**Required task:** Retype the data that follows line by line, exactly, and leave its pictures out.
— BEGIN Input —
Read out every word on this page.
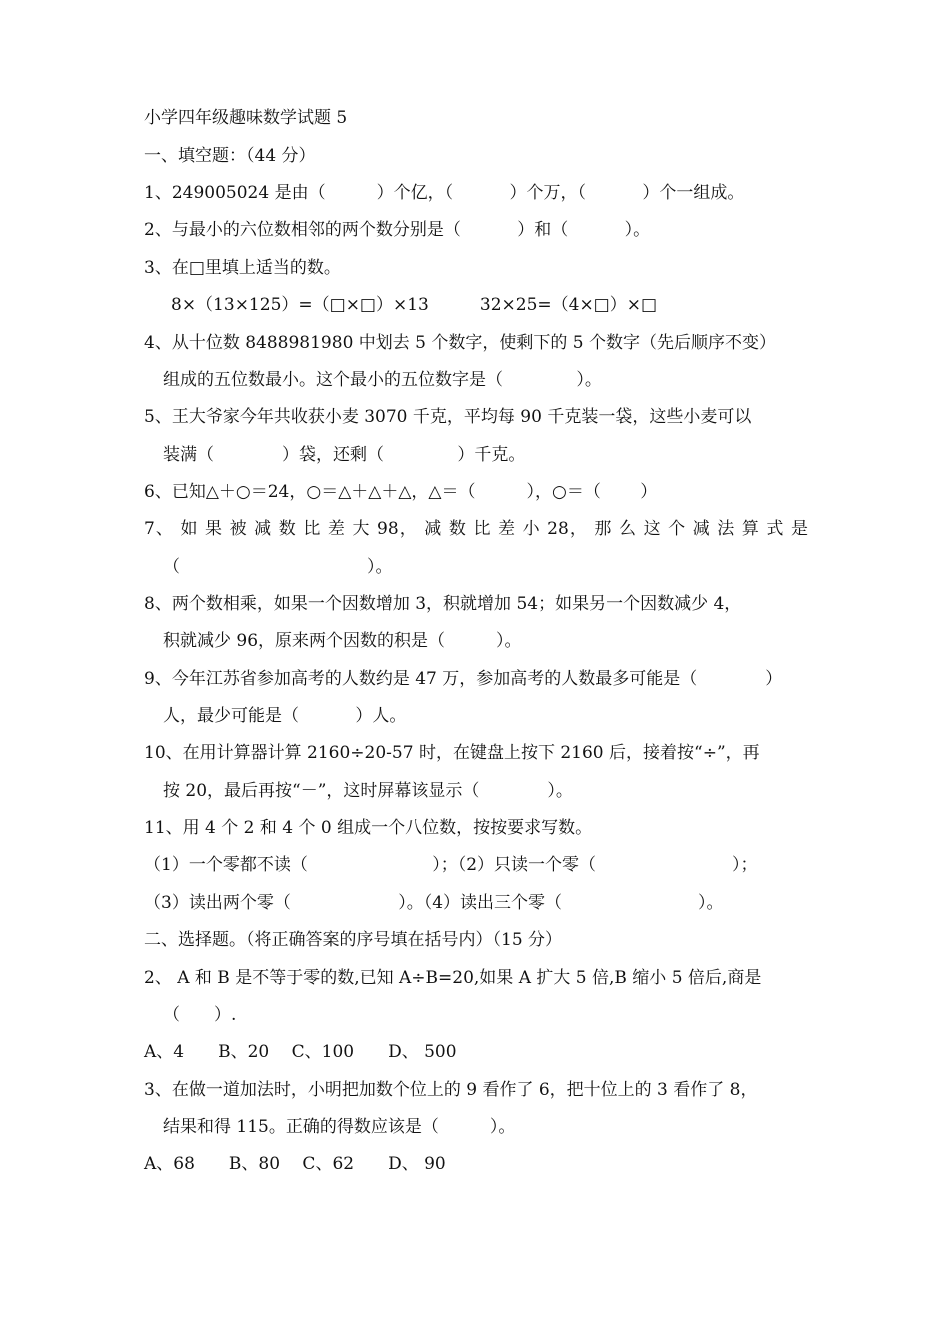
小学四年级趣味数学试题 5

一、填空题：（44 分）

1、249005024 是由（　　　）个亿，（　　　 ）个万，（　　　 ）个一组成。

2、与最小的六位数相邻的两个数分别是（　　　 ）和（　　　 ）。

3、在□里填上适当的数。

8×（13×125）=（□×□）×13　　　32×25=（4×□）×□

4、从十位数 8488981980 中划去 5 个数字，使剩下的 5 个数字（先后顺序不变）

组成的五位数最小。这个最小的五位数字是（　　　　 ）。

5、王大爷家今年共收获小麦 3070 千克，平均每 90 千克装一袋，这些小麦可以

装满（　　　　）袋，还剩（　　　　 ）千克。

6、已知△＋○＝24，○＝△＋△＋△，△＝（　　　），○＝（　　 ）

7、 如 果 被 减 数 比 差 大 98， 减 数 比 差 小 28， 那 么 这 个 减 法 算 式 是

（　　　　　　　　　　　）。

8、两个数相乘，如果一个因数增加 3，积就增加 54；如果另一个因数减少 4，

积就减少 96，原来两个因数的积是（　　　）。

9、今年江苏省参加高考的人数约是 47 万，参加高考的人数最多可能是（　　　　）

人，最少可能是（　　　 ）人。

10、在用计算器计算 2160÷20-57 时，在键盘上按下 2160 后，接着按“÷”，再

按 20，最后再按“－”，这时屏幕该显示（　　　　）。

11、用 4 个 2 和 4 个 0 组成一个八位数，按按要求写数。

（1）一个零都不读（　　　　　　　 ）；（2）只读一个零（　　　　　　　　）；

（3）读出两个零（　　　　　　 ）。（4）读出三个零（　　　　　　　　）。

二、选择题。（将正确答案的序号填在括号内）（15 分）

2、 A 和 B 是不等于零的数,已知 A÷B=20,如果 A 扩大 5 倍,B 缩小 5 倍后,商是

（　　）.

A、4　　B、20　 C、100　　D、 500

3、在做一道加法时，小明把加数个位上的 9 看作了 6，把十位上的 3 看作了 8，

结果和得 115。正确的得数应该是（　　　）。

A、68　　B、80　 C、62　　D、 90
— END Input —
**Completed task:**
Read out every word on this page.
小学四年级趣味数学试题 5

一、填空题：（44 分）

1、249005024 是由（　　　）个亿，（　　　 ）个万，（　　　 ）个一组成。

2、与最小的六位数相邻的两个数分别是（　　　 ）和（　　　 ）。

3、在□里填上适当的数。

8×（13×125）=（□×□）×13　　　32×25=（4×□）×□

4、从十位数 8488981980 中划去 5 个数字，使剩下的 5 个数字（先后顺序不变）

组成的五位数最小。这个最小的五位数字是（　　　　 ）。

5、王大爷家今年共收获小麦 3070 千克，平均每 90 千克装一袋，这些小麦可以

装满（　　　　）袋，还剩（　　　　 ）千克。

6、已知△＋○＝24，○＝△＋△＋△，△＝（　　　），○＝（　　 ）

7、 如 果 被 减 数 比 差 大 98， 减 数 比 差 小 28， 那 么 这 个 减 法 算 式 是

（　　　　　　　　　　　）。

8、两个数相乘，如果一个因数增加 3，积就增加 54；如果另一个因数减少 4，

积就减少 96，原来两个因数的积是（　　　）。

9、今年江苏省参加高考的人数约是 47 万，参加高考的人数最多可能是（　　　　）

人，最少可能是（　　　 ）人。

10、在用计算器计算 2160÷20-57 时，在键盘上按下 2160 后，接着按“÷”，再

按 20，最后再按“－”，这时屏幕该显示（　　　　）。

11、用 4 个 2 和 4 个 0 组成一个八位数，按按要求写数。

（1）一个零都不读（　　　　　　　 ）；（2）只读一个零（　　　　　　　　）；

（3）读出两个零（　　　　　　 ）。（4）读出三个零（　　　　　　　　）。

二、选择题。（将正确答案的序号填在括号内）（15 分）

2、 A 和 B 是不等于零的数,已知 A÷B=20,如果 A 扩大 5 倍,B 缩小 5 倍后,商是

（　　）.

A、4　　B、20　 C、100　　D、 500

3、在做一道加法时，小明把加数个位上的 9 看作了 6，把十位上的 3 看作了 8，

结果和得 115。正确的得数应该是（　　　）。

A、68　　B、80　 C、62　　D、 90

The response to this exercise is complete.